### What you are asked to do
Every line in the listing is to be echoed verbatim.

— begin Records —

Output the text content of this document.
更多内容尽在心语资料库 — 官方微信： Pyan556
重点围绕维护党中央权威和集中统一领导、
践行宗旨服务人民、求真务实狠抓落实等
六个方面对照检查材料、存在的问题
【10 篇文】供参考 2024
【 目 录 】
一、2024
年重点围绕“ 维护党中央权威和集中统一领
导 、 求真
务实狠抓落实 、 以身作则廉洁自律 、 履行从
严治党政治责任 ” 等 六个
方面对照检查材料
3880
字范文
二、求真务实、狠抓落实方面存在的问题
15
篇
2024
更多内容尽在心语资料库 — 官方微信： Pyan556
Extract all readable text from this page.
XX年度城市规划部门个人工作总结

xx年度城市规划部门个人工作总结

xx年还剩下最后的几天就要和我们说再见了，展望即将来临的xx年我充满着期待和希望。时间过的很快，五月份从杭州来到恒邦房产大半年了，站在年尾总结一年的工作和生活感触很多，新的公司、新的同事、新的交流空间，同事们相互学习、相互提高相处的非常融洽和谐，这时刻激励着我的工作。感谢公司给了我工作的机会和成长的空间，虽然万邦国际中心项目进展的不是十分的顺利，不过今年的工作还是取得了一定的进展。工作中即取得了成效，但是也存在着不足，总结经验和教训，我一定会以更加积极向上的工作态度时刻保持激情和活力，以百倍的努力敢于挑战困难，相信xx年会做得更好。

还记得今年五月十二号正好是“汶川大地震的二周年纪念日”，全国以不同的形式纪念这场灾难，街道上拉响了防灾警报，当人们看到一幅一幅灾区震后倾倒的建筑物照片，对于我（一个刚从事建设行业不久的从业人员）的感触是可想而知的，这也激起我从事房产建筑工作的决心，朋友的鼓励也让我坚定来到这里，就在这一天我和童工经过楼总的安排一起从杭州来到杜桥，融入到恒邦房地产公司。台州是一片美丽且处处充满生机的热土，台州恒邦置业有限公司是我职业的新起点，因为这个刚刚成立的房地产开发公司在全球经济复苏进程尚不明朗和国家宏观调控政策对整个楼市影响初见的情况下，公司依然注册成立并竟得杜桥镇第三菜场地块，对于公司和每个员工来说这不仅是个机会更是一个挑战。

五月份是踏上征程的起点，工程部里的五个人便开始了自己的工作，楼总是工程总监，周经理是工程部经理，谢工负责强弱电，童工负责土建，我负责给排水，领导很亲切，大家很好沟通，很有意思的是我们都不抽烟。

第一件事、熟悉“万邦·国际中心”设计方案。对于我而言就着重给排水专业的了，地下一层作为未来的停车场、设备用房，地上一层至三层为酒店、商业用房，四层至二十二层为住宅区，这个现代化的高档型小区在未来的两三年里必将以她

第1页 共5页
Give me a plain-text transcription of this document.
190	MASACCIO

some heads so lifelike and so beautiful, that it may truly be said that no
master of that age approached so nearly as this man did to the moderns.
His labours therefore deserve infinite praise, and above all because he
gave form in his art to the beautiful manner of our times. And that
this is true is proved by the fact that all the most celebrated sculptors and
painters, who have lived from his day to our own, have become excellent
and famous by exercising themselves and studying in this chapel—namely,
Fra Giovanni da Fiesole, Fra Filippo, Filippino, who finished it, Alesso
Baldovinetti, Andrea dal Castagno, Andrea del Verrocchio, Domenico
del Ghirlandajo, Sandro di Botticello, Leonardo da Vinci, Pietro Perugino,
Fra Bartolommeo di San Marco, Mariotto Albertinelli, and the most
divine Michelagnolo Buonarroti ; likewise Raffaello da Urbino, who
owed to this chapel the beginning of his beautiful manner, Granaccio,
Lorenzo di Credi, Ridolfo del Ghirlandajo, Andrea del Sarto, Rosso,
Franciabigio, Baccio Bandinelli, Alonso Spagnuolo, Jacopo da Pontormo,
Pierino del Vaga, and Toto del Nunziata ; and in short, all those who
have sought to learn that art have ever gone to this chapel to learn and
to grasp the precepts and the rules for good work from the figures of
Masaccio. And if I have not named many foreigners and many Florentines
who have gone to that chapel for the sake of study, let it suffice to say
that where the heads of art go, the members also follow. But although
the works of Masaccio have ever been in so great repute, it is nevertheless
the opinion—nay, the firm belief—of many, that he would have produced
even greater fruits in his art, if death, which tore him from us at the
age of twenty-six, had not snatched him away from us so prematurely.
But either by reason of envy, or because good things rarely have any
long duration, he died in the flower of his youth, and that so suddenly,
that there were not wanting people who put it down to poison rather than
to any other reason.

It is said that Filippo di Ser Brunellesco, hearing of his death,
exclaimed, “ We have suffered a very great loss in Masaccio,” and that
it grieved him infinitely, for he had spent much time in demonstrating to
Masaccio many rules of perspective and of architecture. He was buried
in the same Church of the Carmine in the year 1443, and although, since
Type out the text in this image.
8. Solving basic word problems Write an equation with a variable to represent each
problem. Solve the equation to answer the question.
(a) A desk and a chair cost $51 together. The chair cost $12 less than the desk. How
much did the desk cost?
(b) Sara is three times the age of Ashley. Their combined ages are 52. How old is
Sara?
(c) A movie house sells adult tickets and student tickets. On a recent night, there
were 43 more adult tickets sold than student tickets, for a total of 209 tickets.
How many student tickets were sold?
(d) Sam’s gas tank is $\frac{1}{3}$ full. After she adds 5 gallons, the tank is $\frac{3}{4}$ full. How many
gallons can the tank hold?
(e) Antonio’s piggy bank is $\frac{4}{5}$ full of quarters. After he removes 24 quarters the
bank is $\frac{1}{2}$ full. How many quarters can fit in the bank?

— end Records —

### Exercise result
Output the text content of this document.
更多内容尽在心语资料库 — 官方微信： Pyan556
重点围绕维护党中央权威和集中统一领导、
践行宗旨服务人民、求真务实狠抓落实等
六个方面对照检查材料、存在的问题
【10 篇文】供参考 2024
【 目 录 】
一、2024
年重点围绕“ 维护党中央权威和集中统一领
导 、 求真
务实狠抓落实 、 以身作则廉洁自律 、 履行从
严治党政治责任 ” 等 六个
方面对照检查材料
3880
字范文
二、求真务实、狠抓落实方面存在的问题
15
篇
2024
更多内容尽在心语资料库 — 官方微信： Pyan556
Extract all readable text from this page.
XX年度城市规划部门个人工作总结

xx年度城市规划部门个人工作总结

xx年还剩下最后的几天就要和我们说再见了，展望即将来临的xx年我充满着期待和希望。时间过的很快，五月份从杭州来到恒邦房产大半年了，站在年尾总结一年的工作和生活感触很多，新的公司、新的同事、新的交流空间，同事们相互学习、相互提高相处的非常融洽和谐，这时刻激励着我的工作。感谢公司给了我工作的机会和成长的空间，虽然万邦国际中心项目进展的不是十分的顺利，不过今年的工作还是取得了一定的进展。工作中即取得了成效，但是也存在着不足，总结经验和教训，我一定会以更加积极向上的工作态度时刻保持激情和活力，以百倍的努力敢于挑战困难，相信xx年会做得更好。

还记得今年五月十二号正好是“汶川大地震的二周年纪念日”，全国以不同的形式纪念这场灾难，街道上拉响了防灾警报，当人们看到一幅一幅灾区震后倾倒的建筑物照片，对于我（一个刚从事建设行业不久的从业人员）的感触是可想而知的，这也激起我从事房产建筑工作的决心，朋友的鼓励也让我坚定来到这里，就在这一天我和童工经过楼总的安排一起从杭州来到杜桥，融入到恒邦房地产公司。台州是一片美丽且处处充满生机的热土，台州恒邦置业有限公司是我职业的新起点，因为这个刚刚成立的房地产开发公司在全球经济复苏进程尚不明朗和国家宏观调控政策对整个楼市影响初见的情况下，公司依然注册成立并竟得杜桥镇第三菜场地块，对于公司和每个员工来说这不仅是个机会更是一个挑战。

五月份是踏上征程的起点，工程部里的五个人便开始了自己的工作，楼总是工程总监，周经理是工程部经理，谢工负责强弱电，童工负责土建，我负责给排水，领导很亲切，大家很好沟通，很有意思的是我们都不抽烟。

第一件事、熟悉“万邦·国际中心”设计方案。对于我而言就着重给排水专业的了，地下一层作为未来的停车场、设备用房，地上一层至三层为酒店、商业用房，四层至二十二层为住宅区，这个现代化的高档型小区在未来的两三年里必将以她

第1页 共5页
Give me a plain-text transcription of this document.
190	MASACCIO

some heads so lifelike and so beautiful, that it may truly be said that no
master of that age approached so nearly as this man did to the moderns.
His labours therefore deserve infinite praise, and above all because he
gave form in his art to the beautiful manner of our times. And that
this is true is proved by the fact that all the most celebrated sculptors and
painters, who have lived from his day to our own, have become excellent
and famous by exercising themselves and studying in this chapel—namely,
Fra Giovanni da Fiesole, Fra Filippo, Filippino, who finished it, Alesso
Baldovinetti, Andrea dal Castagno, Andrea del Verrocchio, Domenico
del Ghirlandajo, Sandro di Botticello, Leonardo da Vinci, Pietro Perugino,
Fra Bartolommeo di San Marco, Mariotto Albertinelli, and the most
divine Michelagnolo Buonarroti ; likewise Raffaello da Urbino, who
owed to this chapel the beginning of his beautiful manner, Granaccio,
Lorenzo di Credi, Ridolfo del Ghirlandajo, Andrea del Sarto, Rosso,
Franciabigio, Baccio Bandinelli, Alonso Spagnuolo, Jacopo da Pontormo,
Pierino del Vaga, and Toto del Nunziata ; and in short, all those who
have sought to learn that art have ever gone to this chapel to learn and
to grasp the precepts and the rules for good work from the figures of
Masaccio. And if I have not named many foreigners and many Florentines
who have gone to that chapel for the sake of study, let it suffice to say
that where the heads of art go, the members also follow. But although
the works of Masaccio have ever been in so great repute, it is nevertheless
the opinion—nay, the firm belief—of many, that he would have produced
even greater fruits in his art, if death, which tore him from us at the
age of twenty-six, had not snatched him away from us so prematurely.
But either by reason of envy, or because good things rarely have any
long duration, he died in the flower of his youth, and that so suddenly,
that there were not wanting people who put it down to poison rather than
to any other reason.

It is said that Filippo di Ser Brunellesco, hearing of his death,
exclaimed, “ We have suffered a very great loss in Masaccio,” and that
it grieved him infinitely, for he had spent much time in demonstrating to
Masaccio many rules of perspective and of architecture. He was buried
in the same Church of the Carmine in the year 1443, and although, since
Type out the text in this image.
8. Solving basic word problems Write an equation with a variable to represent each
problem. Solve the equation to answer the question.
(a) A desk and a chair cost $51 together. The chair cost $12 less than the desk. How
much did the desk cost?
(b) Sara is three times the age of Ashley. Their combined ages are 52. How old is
Sara?
(c) A movie house sells adult tickets and student tickets. On a recent night, there
were 43 more adult tickets sold than student tickets, for a total of 209 tickets.
How many student tickets were sold?
(d) Sam’s gas tank is $\frac{1}{3}$ full. After she adds 5 gallons, the tank is $\frac{3}{4}$ full. How many
gallons can the tank hold?
(e) Antonio’s piggy bank is $\frac{4}{5}$ full of quarters. After he removes 24 quarters the
bank is $\frac{1}{2}$ full. How many quarters can fit in the bank?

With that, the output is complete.